* **WRITTEN EXERCISE**
Reproduce the records below exactly as they appear.

-*-*-

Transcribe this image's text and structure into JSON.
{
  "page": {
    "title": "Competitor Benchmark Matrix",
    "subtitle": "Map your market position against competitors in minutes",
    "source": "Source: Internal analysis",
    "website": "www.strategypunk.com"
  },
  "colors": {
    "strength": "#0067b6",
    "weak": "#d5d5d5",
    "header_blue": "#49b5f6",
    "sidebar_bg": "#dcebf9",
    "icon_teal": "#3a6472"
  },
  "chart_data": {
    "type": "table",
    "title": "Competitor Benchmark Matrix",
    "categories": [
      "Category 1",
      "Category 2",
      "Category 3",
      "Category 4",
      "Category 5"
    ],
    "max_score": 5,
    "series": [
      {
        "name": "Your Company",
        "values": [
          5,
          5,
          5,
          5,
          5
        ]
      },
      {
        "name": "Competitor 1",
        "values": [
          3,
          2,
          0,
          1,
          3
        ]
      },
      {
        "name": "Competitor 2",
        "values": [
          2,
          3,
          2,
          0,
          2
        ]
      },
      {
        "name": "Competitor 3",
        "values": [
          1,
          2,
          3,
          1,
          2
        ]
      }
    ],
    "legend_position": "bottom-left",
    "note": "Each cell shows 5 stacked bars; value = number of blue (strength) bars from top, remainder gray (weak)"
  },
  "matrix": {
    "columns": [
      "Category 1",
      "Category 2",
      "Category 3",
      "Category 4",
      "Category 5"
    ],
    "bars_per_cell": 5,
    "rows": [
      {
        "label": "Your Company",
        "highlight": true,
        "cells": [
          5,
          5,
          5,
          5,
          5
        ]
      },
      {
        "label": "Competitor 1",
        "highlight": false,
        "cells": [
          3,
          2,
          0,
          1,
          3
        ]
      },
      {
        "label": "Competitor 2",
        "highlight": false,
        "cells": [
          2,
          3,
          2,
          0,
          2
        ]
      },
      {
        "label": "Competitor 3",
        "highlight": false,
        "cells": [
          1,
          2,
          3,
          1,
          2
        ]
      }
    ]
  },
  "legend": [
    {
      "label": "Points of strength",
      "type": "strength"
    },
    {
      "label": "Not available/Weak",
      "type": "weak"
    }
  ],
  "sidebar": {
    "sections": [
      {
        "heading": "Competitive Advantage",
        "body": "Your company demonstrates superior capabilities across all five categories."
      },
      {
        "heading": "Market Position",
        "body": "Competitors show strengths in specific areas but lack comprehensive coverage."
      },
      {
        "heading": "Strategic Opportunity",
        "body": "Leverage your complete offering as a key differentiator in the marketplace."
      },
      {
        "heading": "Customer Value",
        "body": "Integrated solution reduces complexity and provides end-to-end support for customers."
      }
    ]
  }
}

-*-*-

* **TASK OUTPUT**
Transcribe this image's text and structure into JSON.
{
  "page": {
    "title": "Competitor Benchmark Matrix",
    "subtitle": "Map your market position against competitors in minutes",
    "source": "Source: Internal analysis",
    "website": "www.strategypunk.com"
  },
  "colors": {
    "strength": "#0067b6",
    "weak": "#d5d5d5",
    "header_blue": "#49b5f6",
    "sidebar_bg": "#dcebf9",
    "icon_teal": "#3a6472"
  },
  "chart_data": {
    "type": "table",
    "title": "Competitor Benchmark Matrix",
    "categories": [
      "Category 1",
      "Category 2",
      "Category 3",
      "Category 4",
      "Category 5"
    ],
    "max_score": 5,
    "series": [
      {
        "name": "Your Company",
        "values": [
          5,
          5,
          5,
          5,
          5
        ]
      },
      {
        "name": "Competitor 1",
        "values": [
          3,
          2,
          0,
          1,
          3
        ]
      },
      {
        "name": "Competitor 2",
        "values": [
          2,
          3,
          2,
          0,
          2
        ]
      },
      {
        "name": "Competitor 3",
        "values": [
          1,
          2,
          3,
          1,
          2
        ]
      }
    ],
    "legend_position": "bottom-left",
    "note": "Each cell shows 5 stacked bars; value = number of blue (strength) bars from top, remainder gray (weak)"
  },
  "matrix": {
    "columns": [
      "Category 1",
      "Category 2",
      "Category 3",
      "Category 4",
      "Category 5"
    ],
    "bars_per_cell": 5,
    "rows": [
      {
        "label": "Your Company",
        "highlight": true,
        "cells": [
          5,
          5,
          5,
          5,
          5
        ]
      },
      {
        "label": "Competitor 1",
        "highlight": false,
        "cells": [
          3,
          2,
          0,
          1,
          3
        ]
      },
      {
        "label": "Competitor 2",
        "highlight": false,
        "cells": [
          2,
          3,
          2,
          0,
          2
        ]
      },
      {
        "label": "Competitor 3",
        "highlight": false,
        "cells": [
          1,
          2,
          3,
          1,
          2
        ]
      }
    ]
  },
  "legend": [
    {
      "label": "Points of strength",
      "type": "strength"
    },
    {
      "label": "Not available/Weak",
      "type": "weak"
    }
  ],
  "sidebar": {
    "sections": [
      {
        "heading": "Competitive Advantage",
        "body": "Your company demonstrates superior capabilities across all five categories."
      },
      {
        "heading": "Market Position",
        "body": "Competitors show strengths in specific areas but lack comprehensive coverage."
      },
      {
        "heading": "Strategic Opportunity",
        "body": "Leverage your complete offering as a key differentiator in the marketplace."
      },
      {
        "heading": "Customer Value",
        "body": "Integrated solution reduces complexity and provides end-to-end support for customers."
      }
    ]
  }
}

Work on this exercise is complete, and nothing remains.